* SHORT TASK: Omit the images. Copy each entry word for word.

# start of DATASET

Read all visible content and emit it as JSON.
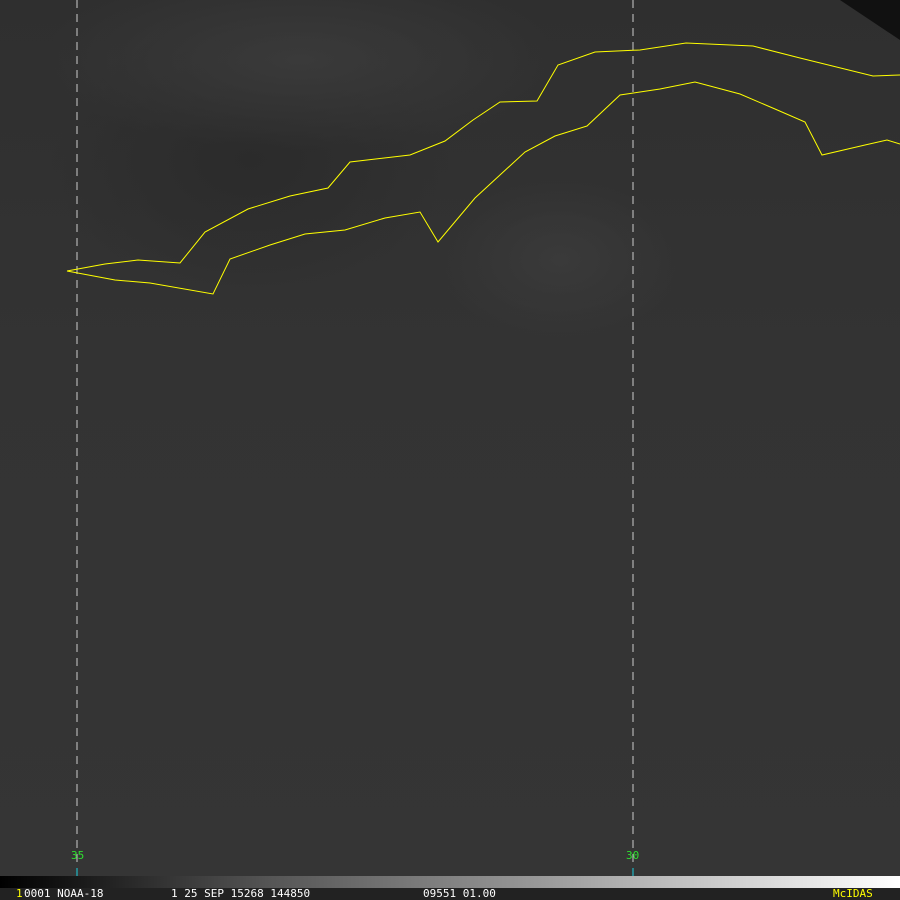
{
  "map": {
    "longitude_labels": [
      "35",
      "30"
    ],
    "coastline_color": "#ffff00",
    "grid_color": "#cccccc",
    "label_color": "#2fe02f"
  },
  "status_bar": {
    "frame_number": "1",
    "station": "0001 NOAA-18",
    "band_date": "1 25 SEP 15268 144850",
    "extra": "09551 01.00",
    "brand": "McIDAS"
  }
}
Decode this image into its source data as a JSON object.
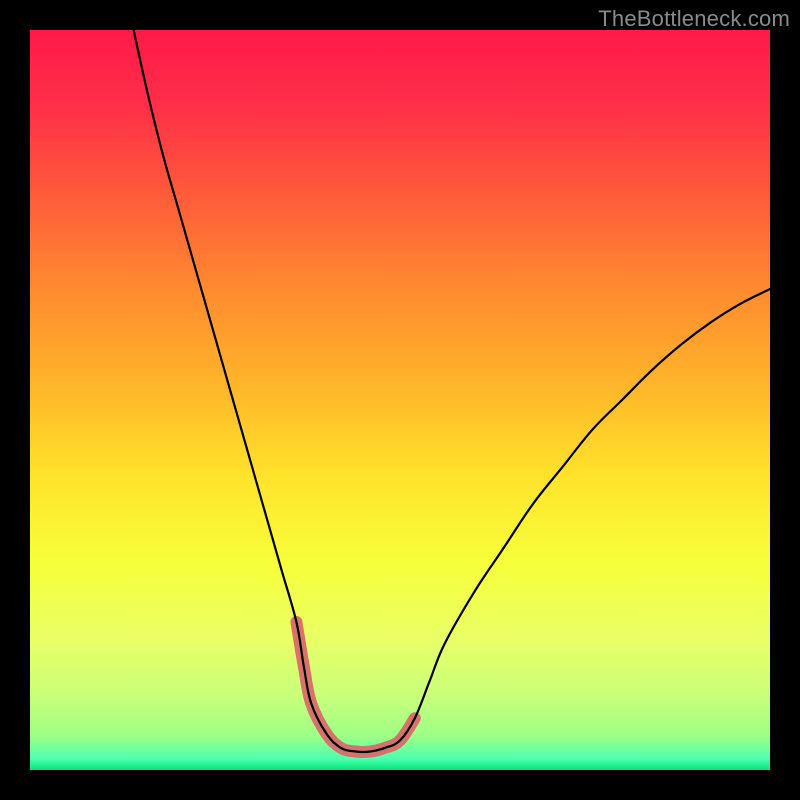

# end of DATASET

* COMPLETED TASK:
Read all visible content and emit it as JSON.
{
  "map": {
    "longitude_labels": [
      "35",
      "30"
    ],
    "coastline_color": "#ffff00",
    "grid_color": "#cccccc",
    "label_color": "#2fe02f"
  },
  "status_bar": {
    "frame_number": "1",
    "station": "0001 NOAA-18",
    "band_date": "1 25 SEP 15268 144850",
    "extra": "09551 01.00",
    "brand": "McIDAS"
  }
}
Decode this image into its source data as a JSON object.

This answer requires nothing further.